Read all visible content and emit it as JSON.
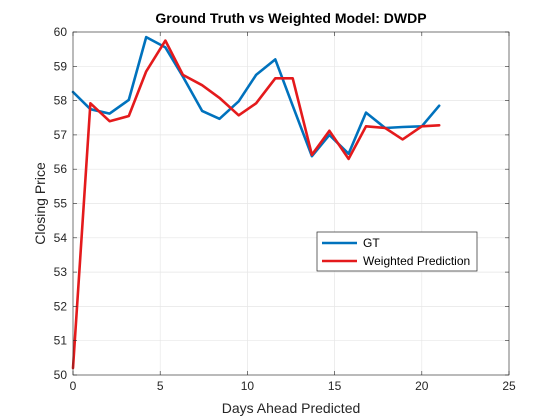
{
  "chart_data": {
    "type": "line",
    "title": "Ground Truth vs Weighted Model: DWDP",
    "xlabel": "Days Ahead Predicted",
    "ylabel": "Closing Price",
    "xlim": [
      0,
      25
    ],
    "ylim": [
      50,
      60
    ],
    "xticks": [
      0,
      5,
      10,
      15,
      20,
      25
    ],
    "yticks": [
      50,
      51,
      52,
      53,
      54,
      55,
      56,
      57,
      58,
      59,
      60
    ],
    "grid": true,
    "legend_position": "center-right",
    "series": [
      {
        "name": "GT",
        "color": "#0072BD",
        "x": [
          0,
          1,
          2.1,
          3.2,
          4.2,
          5.3,
          6.3,
          7.4,
          8.4,
          9.5,
          10.5,
          11.6,
          12.6,
          13.7,
          14.7,
          15.8,
          16.8,
          17.9,
          18.9,
          20,
          21
        ],
        "y": [
          58.25,
          57.75,
          57.62,
          58.02,
          59.85,
          59.55,
          58.7,
          57.7,
          57.47,
          57.98,
          58.75,
          59.2,
          57.85,
          56.38,
          57.0,
          56.45,
          57.65,
          57.2,
          57.23,
          57.25,
          57.85
        ]
      },
      {
        "name": "Weighted Prediction",
        "color": "#E41A1C",
        "x": [
          0,
          1,
          2.1,
          3.2,
          4.2,
          5.3,
          6.3,
          7.4,
          8.4,
          9.5,
          10.5,
          11.6,
          12.6,
          13.7,
          14.7,
          15.8,
          16.8,
          17.9,
          18.9,
          20,
          21
        ],
        "y": [
          50.2,
          57.92,
          57.4,
          57.55,
          58.85,
          59.75,
          58.75,
          58.45,
          58.08,
          57.57,
          57.92,
          58.65,
          58.65,
          56.42,
          57.12,
          56.3,
          57.25,
          57.2,
          56.87,
          57.25,
          57.28
        ]
      }
    ]
  }
}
* * * * * * *
**Task to complete**. Write out all the entries exactly, except for the pictures.

**Exercise result**.
Read all visible content and emit it as JSON.
{
  "chart_data": {
    "type": "line",
    "title": "Ground Truth vs Weighted Model: DWDP",
    "xlabel": "Days Ahead Predicted",
    "ylabel": "Closing Price",
    "xlim": [
      0,
      25
    ],
    "ylim": [
      50,
      60
    ],
    "xticks": [
      0,
      5,
      10,
      15,
      20,
      25
    ],
    "yticks": [
      50,
      51,
      52,
      53,
      54,
      55,
      56,
      57,
      58,
      59,
      60
    ],
    "grid": true,
    "legend_position": "center-right",
    "series": [
      {
        "name": "GT",
        "color": "#0072BD",
        "x": [
          0,
          1,
          2.1,
          3.2,
          4.2,
          5.3,
          6.3,
          7.4,
          8.4,
          9.5,
          10.5,
          11.6,
          12.6,
          13.7,
          14.7,
          15.8,
          16.8,
          17.9,
          18.9,
          20,
          21
        ],
        "y": [
          58.25,
          57.75,
          57.62,
          58.02,
          59.85,
          59.55,
          58.7,
          57.7,
          57.47,
          57.98,
          58.75,
          59.2,
          57.85,
          56.38,
          57.0,
          56.45,
          57.65,
          57.2,
          57.23,
          57.25,
          57.85
        ]
      },
      {
        "name": "Weighted Prediction",
        "color": "#E41A1C",
        "x": [
          0,
          1,
          2.1,
          3.2,
          4.2,
          5.3,
          6.3,
          7.4,
          8.4,
          9.5,
          10.5,
          11.6,
          12.6,
          13.7,
          14.7,
          15.8,
          16.8,
          17.9,
          18.9,
          20,
          21
        ],
        "y": [
          50.2,
          57.92,
          57.4,
          57.55,
          58.85,
          59.75,
          58.75,
          58.45,
          58.08,
          57.57,
          57.92,
          58.65,
          58.65,
          56.42,
          57.12,
          56.3,
          57.25,
          57.2,
          56.87,
          57.25,
          57.28
        ]
      }
    ]
  }
}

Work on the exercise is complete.